__What is asked__: Select from the records below every line that has the word "there" in it.

__Extracted records__:
========================================================================
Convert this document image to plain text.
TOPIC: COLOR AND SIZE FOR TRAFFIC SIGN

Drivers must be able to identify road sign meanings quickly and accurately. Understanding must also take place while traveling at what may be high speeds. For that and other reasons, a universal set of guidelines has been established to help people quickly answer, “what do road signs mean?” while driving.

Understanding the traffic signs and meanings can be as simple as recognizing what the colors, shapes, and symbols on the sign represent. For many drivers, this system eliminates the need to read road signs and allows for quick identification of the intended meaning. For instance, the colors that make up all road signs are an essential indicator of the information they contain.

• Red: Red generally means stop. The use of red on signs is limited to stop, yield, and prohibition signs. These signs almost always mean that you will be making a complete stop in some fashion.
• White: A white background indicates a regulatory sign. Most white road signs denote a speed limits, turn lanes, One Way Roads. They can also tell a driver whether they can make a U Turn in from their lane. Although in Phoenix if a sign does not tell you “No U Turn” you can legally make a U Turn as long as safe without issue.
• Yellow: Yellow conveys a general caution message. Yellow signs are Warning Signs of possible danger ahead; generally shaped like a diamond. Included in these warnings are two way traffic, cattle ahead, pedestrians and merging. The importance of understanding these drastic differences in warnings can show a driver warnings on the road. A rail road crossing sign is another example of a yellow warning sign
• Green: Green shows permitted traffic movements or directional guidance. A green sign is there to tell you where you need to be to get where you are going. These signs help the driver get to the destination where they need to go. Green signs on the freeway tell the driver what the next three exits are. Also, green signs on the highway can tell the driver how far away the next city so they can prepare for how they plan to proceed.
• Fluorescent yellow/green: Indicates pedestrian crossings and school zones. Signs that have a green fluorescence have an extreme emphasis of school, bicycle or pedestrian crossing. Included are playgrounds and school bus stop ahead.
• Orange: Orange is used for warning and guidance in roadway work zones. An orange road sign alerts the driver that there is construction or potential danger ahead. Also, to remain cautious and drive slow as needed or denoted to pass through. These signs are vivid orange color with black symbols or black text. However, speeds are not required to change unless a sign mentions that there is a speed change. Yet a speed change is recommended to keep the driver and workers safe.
========================================================================
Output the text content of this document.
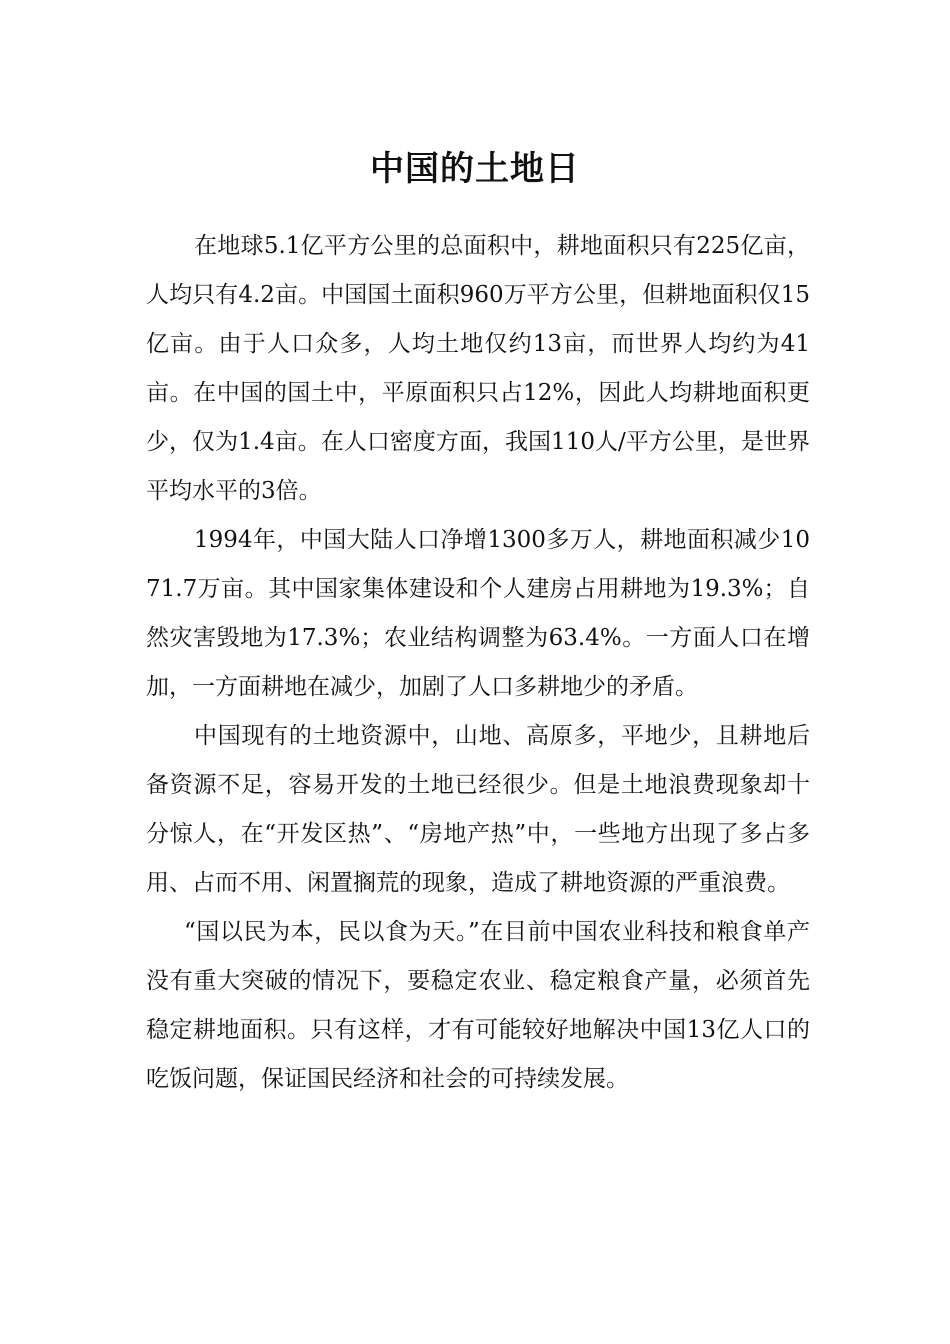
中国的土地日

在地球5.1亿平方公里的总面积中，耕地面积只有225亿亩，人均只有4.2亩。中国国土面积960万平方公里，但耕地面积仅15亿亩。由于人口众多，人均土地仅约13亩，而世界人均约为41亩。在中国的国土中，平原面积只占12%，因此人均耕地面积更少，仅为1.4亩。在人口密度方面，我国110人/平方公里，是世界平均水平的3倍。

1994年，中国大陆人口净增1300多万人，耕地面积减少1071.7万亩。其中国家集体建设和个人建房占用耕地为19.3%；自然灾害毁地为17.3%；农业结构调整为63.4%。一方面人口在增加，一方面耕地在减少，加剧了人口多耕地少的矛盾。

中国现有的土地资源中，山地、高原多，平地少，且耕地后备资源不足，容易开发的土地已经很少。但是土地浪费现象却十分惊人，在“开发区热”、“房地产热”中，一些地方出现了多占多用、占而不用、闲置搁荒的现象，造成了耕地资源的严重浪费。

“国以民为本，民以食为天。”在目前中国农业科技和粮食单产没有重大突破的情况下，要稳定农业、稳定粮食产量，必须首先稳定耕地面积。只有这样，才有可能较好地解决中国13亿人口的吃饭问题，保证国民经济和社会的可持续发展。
========================================================================
__Solution to this task__:
• Green: Green shows permitted traffic movements or directional guidance. A green sign is there to tell you where you need to be to get where you are going. These signs help the driver get to the destination where they need to go. Green signs on the freeway tell the driver what the next three exits are. Also, green signs on the highway can tell the driver how far away the next city so they can prepare for how they plan to proceed.
• Orange: Orange is used for warning and guidance in roadway work zones. An orange road sign alerts the driver that there is construction or potential danger ahead. Also, to remain cautious and drive slow as needed or denoted to pass through. These signs are vivid orange color with black symbols or black text. However, speeds are not required to change unless a sign mentions that there is a speed change. Yet a speed change is recommended to keep the driver and workers safe.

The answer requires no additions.